-- START --
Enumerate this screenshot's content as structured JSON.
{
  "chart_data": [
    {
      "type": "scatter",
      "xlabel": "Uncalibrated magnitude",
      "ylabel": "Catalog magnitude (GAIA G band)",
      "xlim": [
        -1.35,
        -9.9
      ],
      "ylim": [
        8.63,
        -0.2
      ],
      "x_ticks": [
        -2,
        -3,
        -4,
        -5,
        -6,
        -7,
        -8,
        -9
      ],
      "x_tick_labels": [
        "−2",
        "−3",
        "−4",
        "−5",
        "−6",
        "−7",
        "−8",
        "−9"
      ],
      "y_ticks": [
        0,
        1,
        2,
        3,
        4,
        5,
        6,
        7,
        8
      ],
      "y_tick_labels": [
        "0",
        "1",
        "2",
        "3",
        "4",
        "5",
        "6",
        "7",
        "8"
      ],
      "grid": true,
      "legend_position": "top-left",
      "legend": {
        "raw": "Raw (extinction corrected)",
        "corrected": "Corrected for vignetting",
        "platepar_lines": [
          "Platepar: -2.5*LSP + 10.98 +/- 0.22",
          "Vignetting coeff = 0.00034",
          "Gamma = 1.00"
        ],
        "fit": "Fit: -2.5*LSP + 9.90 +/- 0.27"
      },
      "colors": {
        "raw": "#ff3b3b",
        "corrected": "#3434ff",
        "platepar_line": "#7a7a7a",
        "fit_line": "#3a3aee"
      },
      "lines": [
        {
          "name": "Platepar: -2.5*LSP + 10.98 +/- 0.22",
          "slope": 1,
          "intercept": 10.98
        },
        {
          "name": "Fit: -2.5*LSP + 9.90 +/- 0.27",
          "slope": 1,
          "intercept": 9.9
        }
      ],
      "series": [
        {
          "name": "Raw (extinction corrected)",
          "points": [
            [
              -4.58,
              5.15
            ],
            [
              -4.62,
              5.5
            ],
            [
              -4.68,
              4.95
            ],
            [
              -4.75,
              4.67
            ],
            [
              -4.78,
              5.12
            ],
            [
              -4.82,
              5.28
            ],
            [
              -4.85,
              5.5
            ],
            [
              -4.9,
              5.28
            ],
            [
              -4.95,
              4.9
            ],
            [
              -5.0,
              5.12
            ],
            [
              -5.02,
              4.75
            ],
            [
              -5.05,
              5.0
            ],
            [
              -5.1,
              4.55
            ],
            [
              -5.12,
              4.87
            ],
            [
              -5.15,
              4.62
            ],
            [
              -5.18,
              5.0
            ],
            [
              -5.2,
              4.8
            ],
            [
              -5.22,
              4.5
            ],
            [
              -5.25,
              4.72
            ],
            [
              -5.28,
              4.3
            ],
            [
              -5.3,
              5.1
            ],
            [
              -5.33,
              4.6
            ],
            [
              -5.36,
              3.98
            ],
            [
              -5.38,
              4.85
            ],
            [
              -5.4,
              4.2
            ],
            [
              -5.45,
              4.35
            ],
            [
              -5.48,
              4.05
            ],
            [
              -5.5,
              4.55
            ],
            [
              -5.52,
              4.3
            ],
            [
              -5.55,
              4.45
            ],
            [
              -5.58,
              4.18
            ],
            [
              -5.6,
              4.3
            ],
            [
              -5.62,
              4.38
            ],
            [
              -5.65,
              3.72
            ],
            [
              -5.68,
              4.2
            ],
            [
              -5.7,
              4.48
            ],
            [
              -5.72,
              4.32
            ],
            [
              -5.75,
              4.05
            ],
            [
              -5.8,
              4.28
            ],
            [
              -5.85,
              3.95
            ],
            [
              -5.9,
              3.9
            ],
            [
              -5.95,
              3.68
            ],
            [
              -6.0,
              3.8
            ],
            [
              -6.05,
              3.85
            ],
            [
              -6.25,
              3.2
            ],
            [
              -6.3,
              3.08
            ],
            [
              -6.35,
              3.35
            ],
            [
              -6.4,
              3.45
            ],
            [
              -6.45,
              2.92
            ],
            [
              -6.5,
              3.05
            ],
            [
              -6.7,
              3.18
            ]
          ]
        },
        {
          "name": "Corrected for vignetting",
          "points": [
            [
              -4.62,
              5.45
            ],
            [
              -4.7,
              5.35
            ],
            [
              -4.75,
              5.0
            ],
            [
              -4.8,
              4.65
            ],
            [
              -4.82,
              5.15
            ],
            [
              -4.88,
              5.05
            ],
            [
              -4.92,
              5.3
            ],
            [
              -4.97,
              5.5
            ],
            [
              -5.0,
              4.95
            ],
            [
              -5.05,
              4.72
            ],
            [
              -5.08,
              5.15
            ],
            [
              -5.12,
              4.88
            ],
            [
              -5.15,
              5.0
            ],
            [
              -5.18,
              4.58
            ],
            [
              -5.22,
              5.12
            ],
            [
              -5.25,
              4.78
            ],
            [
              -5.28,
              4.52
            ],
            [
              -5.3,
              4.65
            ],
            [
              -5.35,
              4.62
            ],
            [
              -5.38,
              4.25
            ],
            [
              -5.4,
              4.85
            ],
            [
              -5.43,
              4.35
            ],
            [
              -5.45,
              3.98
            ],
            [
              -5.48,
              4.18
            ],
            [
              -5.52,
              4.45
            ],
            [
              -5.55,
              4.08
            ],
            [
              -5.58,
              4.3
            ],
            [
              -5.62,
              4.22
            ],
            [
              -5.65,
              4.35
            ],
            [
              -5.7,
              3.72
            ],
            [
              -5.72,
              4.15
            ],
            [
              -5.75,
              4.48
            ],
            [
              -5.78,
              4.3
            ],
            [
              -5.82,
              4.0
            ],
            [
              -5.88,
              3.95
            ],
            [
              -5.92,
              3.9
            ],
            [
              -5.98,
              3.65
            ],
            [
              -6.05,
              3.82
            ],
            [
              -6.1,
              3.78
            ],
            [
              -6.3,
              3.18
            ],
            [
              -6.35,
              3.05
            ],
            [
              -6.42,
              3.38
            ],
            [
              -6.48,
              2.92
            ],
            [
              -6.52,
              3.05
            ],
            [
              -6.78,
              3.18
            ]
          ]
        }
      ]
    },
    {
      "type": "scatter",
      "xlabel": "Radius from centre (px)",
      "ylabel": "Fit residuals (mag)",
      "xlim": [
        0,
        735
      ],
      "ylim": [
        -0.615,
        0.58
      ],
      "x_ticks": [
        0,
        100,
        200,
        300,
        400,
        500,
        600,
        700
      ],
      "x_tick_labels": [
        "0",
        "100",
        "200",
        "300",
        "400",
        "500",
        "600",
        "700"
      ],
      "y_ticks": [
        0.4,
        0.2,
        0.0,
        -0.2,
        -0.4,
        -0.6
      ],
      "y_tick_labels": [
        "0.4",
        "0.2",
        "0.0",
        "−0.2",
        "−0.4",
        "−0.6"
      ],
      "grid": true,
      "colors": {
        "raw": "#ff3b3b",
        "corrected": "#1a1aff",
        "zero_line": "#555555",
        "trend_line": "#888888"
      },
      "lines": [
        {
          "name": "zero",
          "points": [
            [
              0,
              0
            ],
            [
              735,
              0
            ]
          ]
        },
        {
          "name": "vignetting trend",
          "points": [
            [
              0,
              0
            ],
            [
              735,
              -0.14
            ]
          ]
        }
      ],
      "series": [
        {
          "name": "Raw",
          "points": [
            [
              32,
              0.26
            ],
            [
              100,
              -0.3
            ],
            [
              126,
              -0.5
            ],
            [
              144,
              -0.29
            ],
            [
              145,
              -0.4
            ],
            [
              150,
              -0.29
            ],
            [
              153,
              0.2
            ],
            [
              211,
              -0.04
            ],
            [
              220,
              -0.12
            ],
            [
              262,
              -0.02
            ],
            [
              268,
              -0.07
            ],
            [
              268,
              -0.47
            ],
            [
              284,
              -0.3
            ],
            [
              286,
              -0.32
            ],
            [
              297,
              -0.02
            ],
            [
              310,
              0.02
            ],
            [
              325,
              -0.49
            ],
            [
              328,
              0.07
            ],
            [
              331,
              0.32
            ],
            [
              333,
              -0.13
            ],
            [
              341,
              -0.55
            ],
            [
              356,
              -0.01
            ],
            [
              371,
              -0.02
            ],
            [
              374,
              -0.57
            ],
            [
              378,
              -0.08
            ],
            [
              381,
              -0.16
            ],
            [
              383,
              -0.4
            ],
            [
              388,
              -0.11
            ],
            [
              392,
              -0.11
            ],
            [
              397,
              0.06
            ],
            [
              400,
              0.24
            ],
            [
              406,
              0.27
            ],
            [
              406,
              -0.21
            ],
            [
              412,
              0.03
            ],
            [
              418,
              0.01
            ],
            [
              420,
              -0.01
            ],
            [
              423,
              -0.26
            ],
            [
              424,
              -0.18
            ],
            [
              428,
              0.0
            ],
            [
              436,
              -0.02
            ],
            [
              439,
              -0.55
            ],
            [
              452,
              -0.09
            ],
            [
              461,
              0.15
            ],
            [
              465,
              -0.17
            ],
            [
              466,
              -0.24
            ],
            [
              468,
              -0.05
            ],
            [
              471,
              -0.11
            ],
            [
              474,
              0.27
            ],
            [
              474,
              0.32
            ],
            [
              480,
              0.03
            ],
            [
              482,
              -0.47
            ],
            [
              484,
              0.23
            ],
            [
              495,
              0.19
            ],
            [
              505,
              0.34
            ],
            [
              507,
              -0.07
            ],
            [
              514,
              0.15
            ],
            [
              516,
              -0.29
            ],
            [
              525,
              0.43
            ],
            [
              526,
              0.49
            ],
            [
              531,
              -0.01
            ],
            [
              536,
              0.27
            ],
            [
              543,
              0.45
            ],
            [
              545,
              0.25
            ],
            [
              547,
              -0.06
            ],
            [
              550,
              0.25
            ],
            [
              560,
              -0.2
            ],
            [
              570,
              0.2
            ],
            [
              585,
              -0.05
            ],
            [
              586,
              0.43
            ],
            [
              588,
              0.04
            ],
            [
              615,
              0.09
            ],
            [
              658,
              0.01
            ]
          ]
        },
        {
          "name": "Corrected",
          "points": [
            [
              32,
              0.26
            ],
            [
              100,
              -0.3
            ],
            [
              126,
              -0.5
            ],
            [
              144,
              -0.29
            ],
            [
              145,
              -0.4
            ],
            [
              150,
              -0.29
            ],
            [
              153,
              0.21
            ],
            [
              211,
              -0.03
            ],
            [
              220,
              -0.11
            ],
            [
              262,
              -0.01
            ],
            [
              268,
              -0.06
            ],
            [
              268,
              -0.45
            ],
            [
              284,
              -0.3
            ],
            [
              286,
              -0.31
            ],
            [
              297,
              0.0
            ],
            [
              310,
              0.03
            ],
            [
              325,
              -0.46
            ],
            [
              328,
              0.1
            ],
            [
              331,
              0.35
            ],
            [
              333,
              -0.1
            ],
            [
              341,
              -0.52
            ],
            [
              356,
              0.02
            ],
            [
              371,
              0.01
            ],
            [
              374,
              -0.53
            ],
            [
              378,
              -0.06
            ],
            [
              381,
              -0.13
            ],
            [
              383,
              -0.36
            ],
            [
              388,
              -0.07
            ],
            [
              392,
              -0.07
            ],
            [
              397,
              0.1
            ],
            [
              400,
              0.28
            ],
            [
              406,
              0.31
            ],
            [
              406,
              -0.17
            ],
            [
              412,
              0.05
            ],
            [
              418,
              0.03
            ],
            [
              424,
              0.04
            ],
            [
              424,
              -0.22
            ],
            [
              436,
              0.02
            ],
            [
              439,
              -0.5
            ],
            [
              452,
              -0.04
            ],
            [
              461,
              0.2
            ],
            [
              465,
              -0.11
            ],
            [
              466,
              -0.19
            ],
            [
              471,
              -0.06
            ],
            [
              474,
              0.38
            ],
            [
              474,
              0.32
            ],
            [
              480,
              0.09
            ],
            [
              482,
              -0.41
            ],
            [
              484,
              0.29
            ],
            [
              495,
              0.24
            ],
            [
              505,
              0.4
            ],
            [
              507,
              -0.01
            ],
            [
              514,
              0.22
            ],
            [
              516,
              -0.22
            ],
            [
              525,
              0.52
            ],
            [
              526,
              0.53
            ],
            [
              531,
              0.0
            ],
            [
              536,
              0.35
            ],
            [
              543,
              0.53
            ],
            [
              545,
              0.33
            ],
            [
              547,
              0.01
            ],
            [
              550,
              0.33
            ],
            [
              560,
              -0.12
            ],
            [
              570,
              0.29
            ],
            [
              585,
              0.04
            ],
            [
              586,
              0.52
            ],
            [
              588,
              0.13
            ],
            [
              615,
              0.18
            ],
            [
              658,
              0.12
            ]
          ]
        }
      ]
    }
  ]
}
-- END --
Task brief: Read the entries and show each line that mentions "extinction".

Answer to the exercise:
        "raw": "Raw (extinction corrected)",
          "name": "Raw (extinction corrected)",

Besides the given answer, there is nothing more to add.